## The request
Please transcribe the data that follows without the pictures, keeping every word the same.

####

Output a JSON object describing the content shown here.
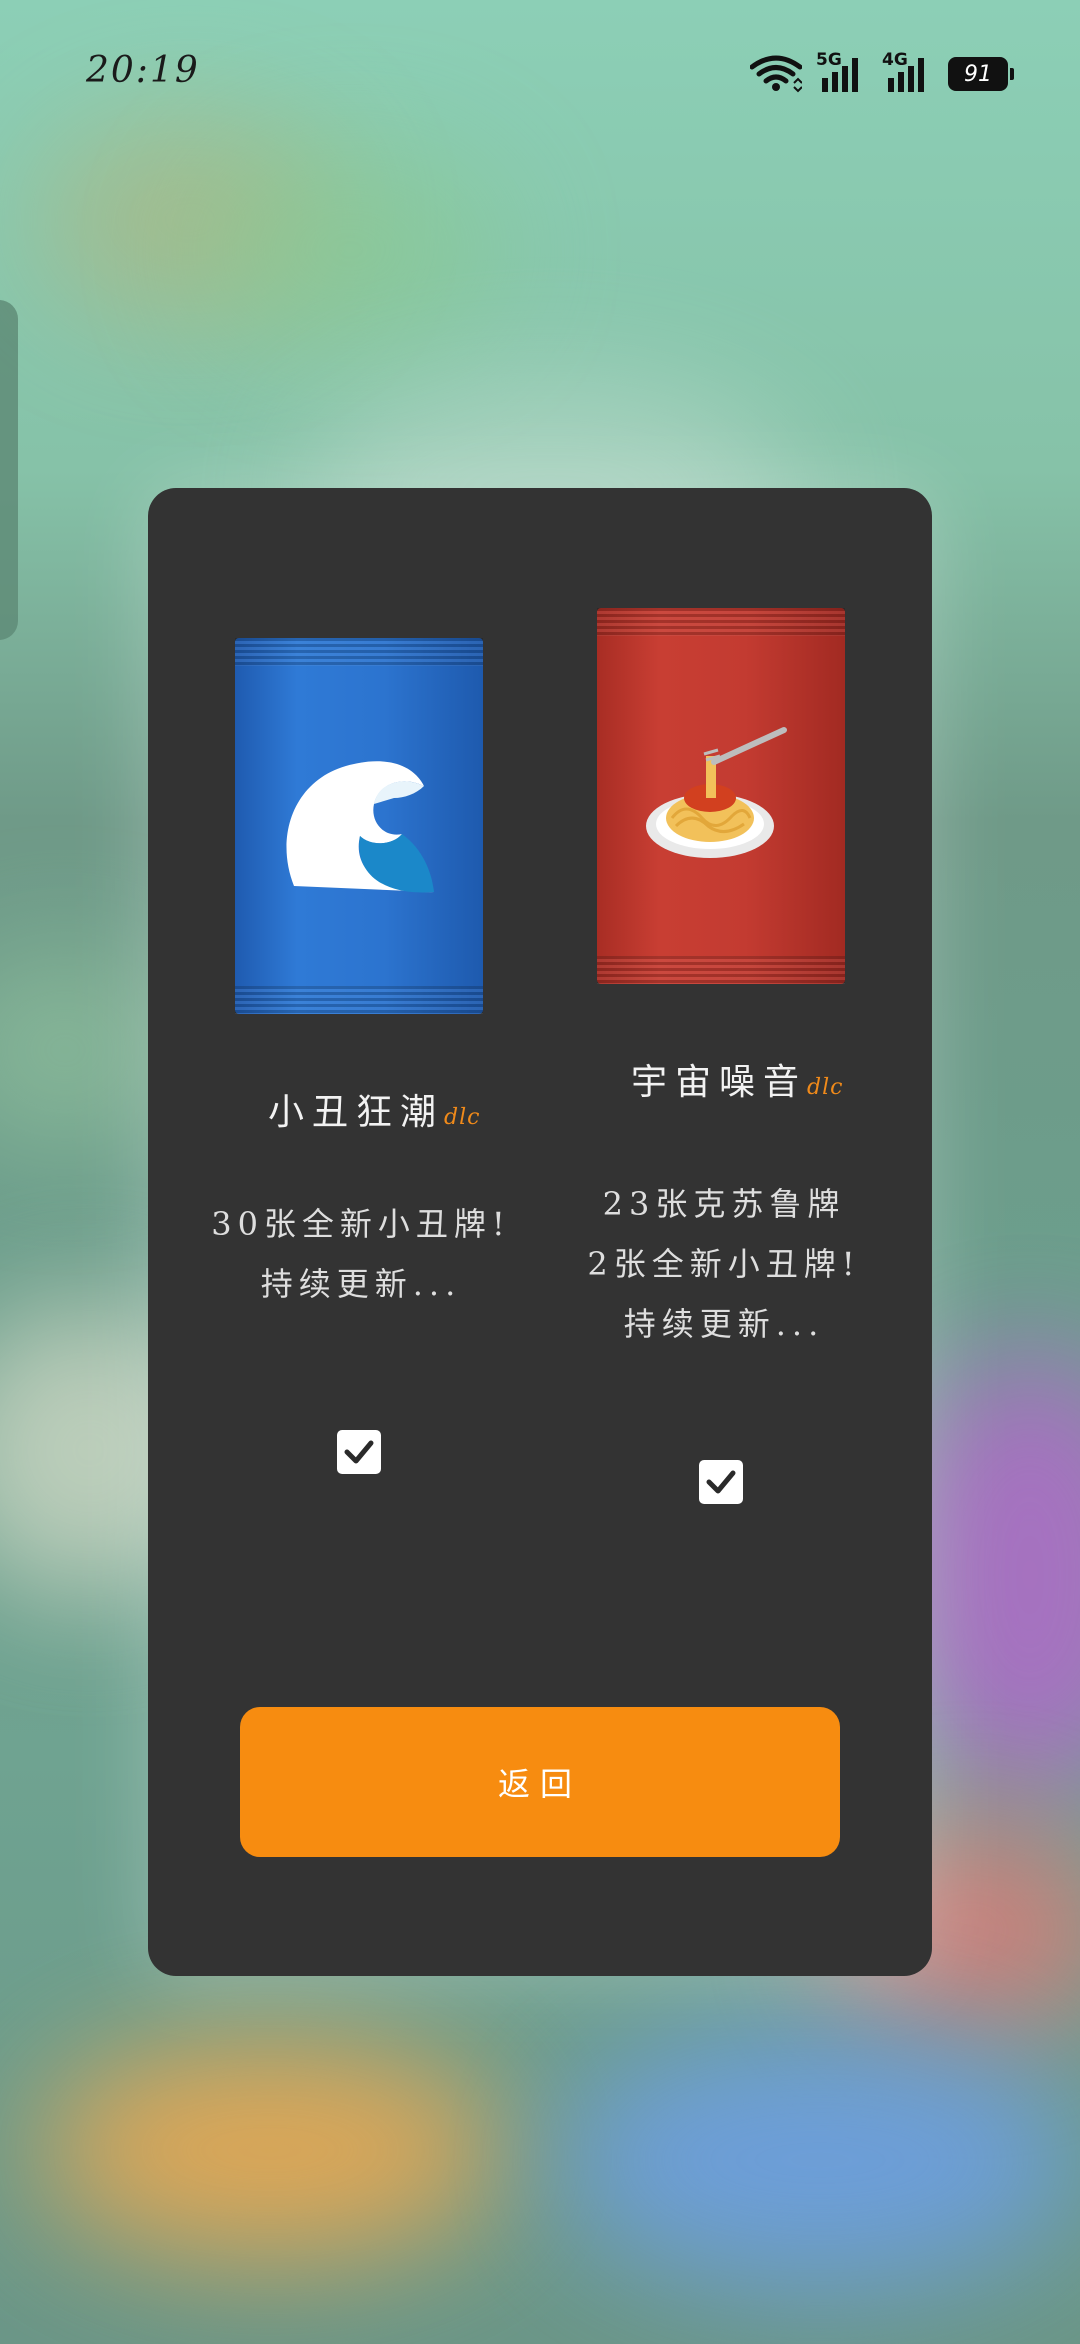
{
  "status_bar": {
    "time": "20:19",
    "battery": "91",
    "network_1": "5G",
    "network_2": "4G"
  },
  "dialog": {
    "packs": [
      {
        "icon": "wave-icon",
        "color": "#2c74cf",
        "title": "小丑狂潮",
        "tag": "dlc",
        "desc_lines": [
          "30张全新小丑牌!",
          "持续更新..."
        ],
        "checked": true
      },
      {
        "icon": "spaghetti-icon",
        "color": "#c33b31",
        "title": "宇宙噪音",
        "tag": "dlc",
        "desc_lines": [
          "23张克苏鲁牌",
          "2张全新小丑牌!",
          "持续更新..."
        ],
        "checked": true
      }
    ],
    "back_label": "返回"
  },
  "colors": {
    "dialog_bg": "#333333",
    "accent": "#f78c10",
    "dlc_tag": "#f08a1a"
  }
}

####

## Answer below
Output a JSON object describing the content shown here.
{
  "status_bar": {
    "time": "20:19",
    "battery": "91",
    "network_1": "5G",
    "network_2": "4G"
  },
  "dialog": {
    "packs": [
      {
        "icon": "wave-icon",
        "color": "#2c74cf",
        "title": "小丑狂潮",
        "tag": "dlc",
        "desc_lines": [
          "30张全新小丑牌!",
          "持续更新..."
        ],
        "checked": true
      },
      {
        "icon": "spaghetti-icon",
        "color": "#c33b31",
        "title": "宇宙噪音",
        "tag": "dlc",
        "desc_lines": [
          "23张克苏鲁牌",
          "2张全新小丑牌!",
          "持续更新..."
        ],
        "checked": true
      }
    ],
    "back_label": "返回"
  },
  "colors": {
    "dialog_bg": "#333333",
    "accent": "#f78c10",
    "dlc_tag": "#f08a1a"
  }
}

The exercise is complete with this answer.